▶ [Task directions]
Nothing in the records may be left out or altered; reproduce them all exactly.

▶ [Records supplied]

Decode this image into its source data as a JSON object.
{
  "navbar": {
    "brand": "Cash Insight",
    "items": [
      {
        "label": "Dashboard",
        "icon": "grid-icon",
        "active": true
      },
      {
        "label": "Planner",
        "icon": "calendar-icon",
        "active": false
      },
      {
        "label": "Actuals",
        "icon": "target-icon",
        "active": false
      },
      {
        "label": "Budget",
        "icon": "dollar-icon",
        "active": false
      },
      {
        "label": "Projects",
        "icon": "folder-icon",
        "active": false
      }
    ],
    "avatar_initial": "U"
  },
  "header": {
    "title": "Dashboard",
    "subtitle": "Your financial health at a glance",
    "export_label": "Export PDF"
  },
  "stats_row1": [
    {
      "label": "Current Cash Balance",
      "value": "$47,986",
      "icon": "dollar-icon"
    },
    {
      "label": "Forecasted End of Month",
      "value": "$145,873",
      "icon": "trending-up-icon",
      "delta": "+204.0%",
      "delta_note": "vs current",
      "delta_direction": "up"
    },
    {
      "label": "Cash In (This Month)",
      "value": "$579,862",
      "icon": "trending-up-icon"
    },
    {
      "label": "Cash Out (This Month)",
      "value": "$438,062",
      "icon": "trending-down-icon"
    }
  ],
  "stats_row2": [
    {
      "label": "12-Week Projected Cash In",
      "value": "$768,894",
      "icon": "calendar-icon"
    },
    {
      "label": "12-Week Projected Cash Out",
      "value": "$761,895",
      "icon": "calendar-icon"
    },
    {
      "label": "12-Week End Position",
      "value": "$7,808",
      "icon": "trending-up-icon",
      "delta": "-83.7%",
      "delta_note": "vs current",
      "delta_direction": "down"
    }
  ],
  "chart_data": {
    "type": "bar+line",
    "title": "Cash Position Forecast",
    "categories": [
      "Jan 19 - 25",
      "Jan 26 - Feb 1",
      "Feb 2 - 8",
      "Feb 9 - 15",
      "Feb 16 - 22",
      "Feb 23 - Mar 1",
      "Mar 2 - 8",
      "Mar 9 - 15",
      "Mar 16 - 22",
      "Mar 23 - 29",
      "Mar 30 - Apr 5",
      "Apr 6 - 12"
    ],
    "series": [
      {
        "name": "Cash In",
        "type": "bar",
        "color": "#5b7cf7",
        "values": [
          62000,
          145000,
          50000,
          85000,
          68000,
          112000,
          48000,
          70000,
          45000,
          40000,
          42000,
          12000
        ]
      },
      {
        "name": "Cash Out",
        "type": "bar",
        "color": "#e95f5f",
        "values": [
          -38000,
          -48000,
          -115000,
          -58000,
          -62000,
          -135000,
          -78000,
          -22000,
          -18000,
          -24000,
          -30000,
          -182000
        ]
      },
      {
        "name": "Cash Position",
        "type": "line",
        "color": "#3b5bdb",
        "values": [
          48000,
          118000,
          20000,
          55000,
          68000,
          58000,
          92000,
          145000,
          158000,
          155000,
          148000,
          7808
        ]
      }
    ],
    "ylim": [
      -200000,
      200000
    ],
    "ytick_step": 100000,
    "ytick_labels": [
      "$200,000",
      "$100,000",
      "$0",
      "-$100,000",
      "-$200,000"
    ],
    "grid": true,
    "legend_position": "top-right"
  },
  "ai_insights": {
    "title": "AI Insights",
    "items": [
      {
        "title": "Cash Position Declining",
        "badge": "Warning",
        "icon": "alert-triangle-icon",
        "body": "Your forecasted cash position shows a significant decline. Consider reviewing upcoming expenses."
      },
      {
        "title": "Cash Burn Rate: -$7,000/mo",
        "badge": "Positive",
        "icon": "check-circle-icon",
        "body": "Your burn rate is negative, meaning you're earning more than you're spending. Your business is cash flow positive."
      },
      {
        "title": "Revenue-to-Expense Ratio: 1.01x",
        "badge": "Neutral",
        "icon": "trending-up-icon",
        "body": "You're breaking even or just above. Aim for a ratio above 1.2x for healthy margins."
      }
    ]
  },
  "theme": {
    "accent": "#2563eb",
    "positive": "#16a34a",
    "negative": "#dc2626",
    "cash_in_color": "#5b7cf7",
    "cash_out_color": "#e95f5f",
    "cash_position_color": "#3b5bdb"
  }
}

▶ [Correct answer]
Decode this image into its source data as a JSON object.
{
  "navbar": {
    "brand": "Cash Insight",
    "items": [
      {
        "label": "Dashboard",
        "icon": "grid-icon",
        "active": true
      },
      {
        "label": "Planner",
        "icon": "calendar-icon",
        "active": false
      },
      {
        "label": "Actuals",
        "icon": "target-icon",
        "active": false
      },
      {
        "label": "Budget",
        "icon": "dollar-icon",
        "active": false
      },
      {
        "label": "Projects",
        "icon": "folder-icon",
        "active": false
      }
    ],
    "avatar_initial": "U"
  },
  "header": {
    "title": "Dashboard",
    "subtitle": "Your financial health at a glance",
    "export_label": "Export PDF"
  },
  "stats_row1": [
    {
      "label": "Current Cash Balance",
      "value": "$47,986",
      "icon": "dollar-icon"
    },
    {
      "label": "Forecasted End of Month",
      "value": "$145,873",
      "icon": "trending-up-icon",
      "delta": "+204.0%",
      "delta_note": "vs current",
      "delta_direction": "up"
    },
    {
      "label": "Cash In (This Month)",
      "value": "$579,862",
      "icon": "trending-up-icon"
    },
    {
      "label": "Cash Out (This Month)",
      "value": "$438,062",
      "icon": "trending-down-icon"
    }
  ],
  "stats_row2": [
    {
      "label": "12-Week Projected Cash In",
      "value": "$768,894",
      "icon": "calendar-icon"
    },
    {
      "label": "12-Week Projected Cash Out",
      "value": "$761,895",
      "icon": "calendar-icon"
    },
    {
      "label": "12-Week End Position",
      "value": "$7,808",
      "icon": "trending-up-icon",
      "delta": "-83.7%",
      "delta_note": "vs current",
      "delta_direction": "down"
    }
  ],
  "chart_data": {
    "type": "bar+line",
    "title": "Cash Position Forecast",
    "categories": [
      "Jan 19 - 25",
      "Jan 26 - Feb 1",
      "Feb 2 - 8",
      "Feb 9 - 15",
      "Feb 16 - 22",
      "Feb 23 - Mar 1",
      "Mar 2 - 8",
      "Mar 9 - 15",
      "Mar 16 - 22",
      "Mar 23 - 29",
      "Mar 30 - Apr 5",
      "Apr 6 - 12"
    ],
    "series": [
      {
        "name": "Cash In",
        "type": "bar",
        "color": "#5b7cf7",
        "values": [
          62000,
          145000,
          50000,
          85000,
          68000,
          112000,
          48000,
          70000,
          45000,
          40000,
          42000,
          12000
        ]
      },
      {
        "name": "Cash Out",
        "type": "bar",
        "color": "#e95f5f",
        "values": [
          -38000,
          -48000,
          -115000,
          -58000,
          -62000,
          -135000,
          -78000,
          -22000,
          -18000,
          -24000,
          -30000,
          -182000
        ]
      },
      {
        "name": "Cash Position",
        "type": "line",
        "color": "#3b5bdb",
        "values": [
          48000,
          118000,
          20000,
          55000,
          68000,
          58000,
          92000,
          145000,
          158000,
          155000,
          148000,
          7808
        ]
      }
    ],
    "ylim": [
      -200000,
      200000
    ],
    "ytick_step": 100000,
    "ytick_labels": [
      "$200,000",
      "$100,000",
      "$0",
      "-$100,000",
      "-$200,000"
    ],
    "grid": true,
    "legend_position": "top-right"
  },
  "ai_insights": {
    "title": "AI Insights",
    "items": [
      {
        "title": "Cash Position Declining",
        "badge": "Warning",
        "icon": "alert-triangle-icon",
        "body": "Your forecasted cash position shows a significant decline. Consider reviewing upcoming expenses."
      },
      {
        "title": "Cash Burn Rate: -$7,000/mo",
        "badge": "Positive",
        "icon": "check-circle-icon",
        "body": "Your burn rate is negative, meaning you're earning more than you're spending. Your business is cash flow positive."
      },
      {
        "title": "Revenue-to-Expense Ratio: 1.01x",
        "badge": "Neutral",
        "icon": "trending-up-icon",
        "body": "You're breaking even or just above. Aim for a ratio above 1.2x for healthy margins."
      }
    ]
  },
  "theme": {
    "accent": "#2563eb",
    "positive": "#16a34a",
    "negative": "#dc2626",
    "cash_in_color": "#5b7cf7",
    "cash_out_color": "#e95f5f",
    "cash_position_color": "#3b5bdb"
  }
}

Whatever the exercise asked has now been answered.